What is asked:
(a) In the text on supporting young children's phonemic awareness, which two Dr. Seuss books are described as having rhyming words scattered throughout the text?
(b) Write a continuation of the text on supporting young children's phonemic awareness, beginning after its final sentence.

Provided text:

Creating a Classroom Environment That Supports Young Children's Phonemic Awareness
In helping young children to become literate, it makes sense to encourage the development of phonemic awareness. However, we must avoid creating an environment in which children are drilled in phonemic awareness, especial]y if the associated activities are separate from regular classroom activities.
Phonemic awareness can be incorporated into preschools and kindergartens in a developmentally appropriate fashion. Young children can easily understand the idea that things make sounds. In pretend play, children frequently imitate the sounds of animals and mimic the sounds of objects such as cars and airplanes. They understand that words make sounds, and sometimes words sound the same, such as "moo" and "boo." Storybook reading, nursery rhymes, poetry, and circle time activities create opportunities for children to attend to the sounds in language.
Storybook Reading. Reading stories aloud provides a great opportunity for young children to hear sounds in words within the context of connected text. Many good children's books can facilitate the development of phonemic awareness. Many of the books recommended by Yopp (1995)reinforce the patterns found in natural language and facilitate children's attention to the sounds in words.
Storybooks that contain rhyming words appeal to young children and can facilitate phonemic awareness development. Many of the Dr. Seuss books, with their silly stories using rhyming words, are a great source of fun and provide opportunities for playful experiences with language. It is best to choose stories with rhyming words that are easy for young children to hear. This means that the rhyming words should be in close proximity to one another in the story and simple enough for children to understand. Some Dr. Seuss books are better than others in this respect, such as One Fish, Two Fish, Red Fish, Blue Fish; Hop on Pop; Green Eggs and Ham; and Wocket in My Pocket. In these books, the rhyming words are in close proximity to one another, are easy for young children to discern, and follow a defined, predictable pattern. In contrast, although such books as The Cat in the Hat and The Cat in the Hat Comes Back contain many rhymes, the rhyming words are scattered throughout the text. This can make it difficult for young children to distinguish the few words that sound the same.
Storybooks containing alliteration provide opportunities for children to hear words that have the same beginning sounds. The repetition of "Trip, Trap, Trip, Trap" in Three Billy Goats Gruff, for example, or the many words beginning with the letter "d" in Dinorella by Pamela Duncan Edwards, provide opportunities for children to hear certain sounds repeated.

Data lines:

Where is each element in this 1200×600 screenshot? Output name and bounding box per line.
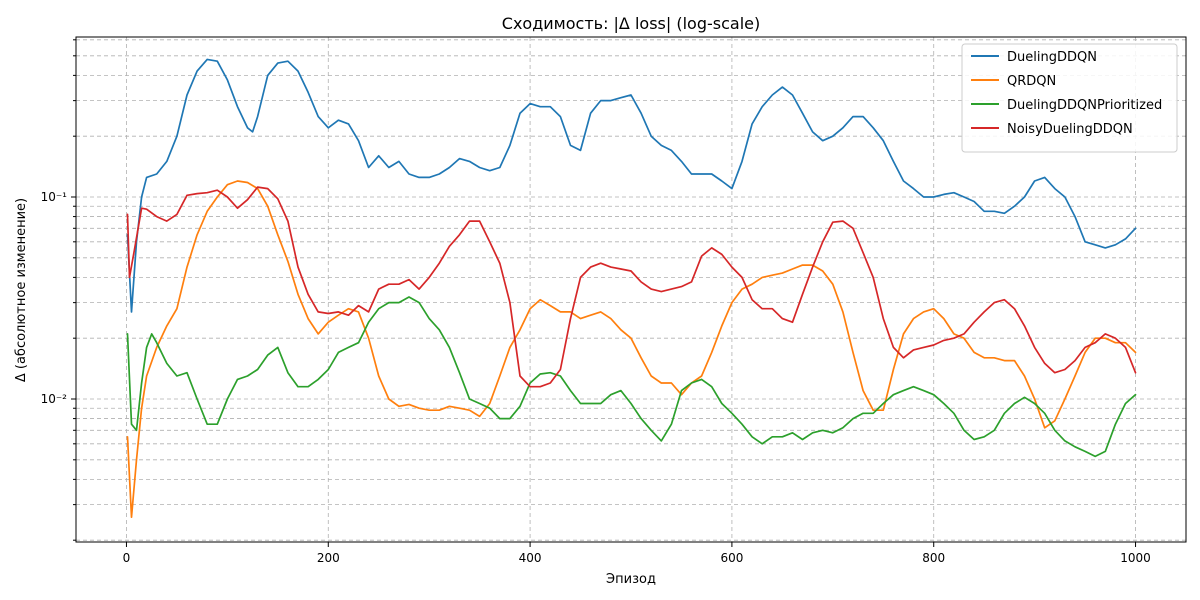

Answers per task:
(a) The Cat in the Hat and The Cat in the Hat Comes Back.

(b)
Alphabet books are another way to expose children to the beginning sounds in words, by allowing children to hear both a letter and a word that begins with the letter. Dr. Seuss's ABC Book and the Berenstain Bear B Book are good examples of such books. Books that contain objects, animals, or themes that young children can understand and relate to will help facilitate phonemic awareness. Shirley Hughes's Alfie's ABC's is a good example of an alphabet book that presents objects that can be easily identified by young children. In contrast, if children hear that "Q" is for "quetzal," a word they may not know and would have limited experience with, the task of understanding how "Q" relates to the word becomes too difficult. Other alphabet books, such as Chicka Chicka, Boom Boom, weave a story around the letters and create a context for a repeated pattern of alliterative and rhyming words.
Phonemic awareness activities can be used to introduce young children to new vocabulary. Having children clap the syllables of new words as they hear them will help them to hear, and pronounce, all the sounds in the word. For example, as children learn about plants and come across the word "daffodil" for the first time, they could clap the syllables as they pronounce this new word. This clapping activity can draw children's attention to each sound in the word, as well as direct their attention to hearing the different parts of a "big word."
After reading storybooks that contain rhymes and/ or alliteration, teachers can engage the children in story extension activities that promote thinking about sounds and words. For example, after reading Dinorella, the children can draw pictures of all the things they know that also begin with "D." The teacher also can ask if anyone's name begins with the same sound. Such story extensions can help the children make connections between what they learned from the story and what they know from their own experiences. With repeated discussion about and exposure to listening to sounds in words, the children will begin to think about words in this way.
Nursery Rhymes, Jingles, Poems, and Finger Play Activities. Children love nursery rhymes, jingles, poems, and finger play activities. Such activities allow children to hear the rhythm of language, as well as words that have similar beginning and ending sounds. When reciting a nursery rhyme, teachers can ask children to listen for words that sound alike.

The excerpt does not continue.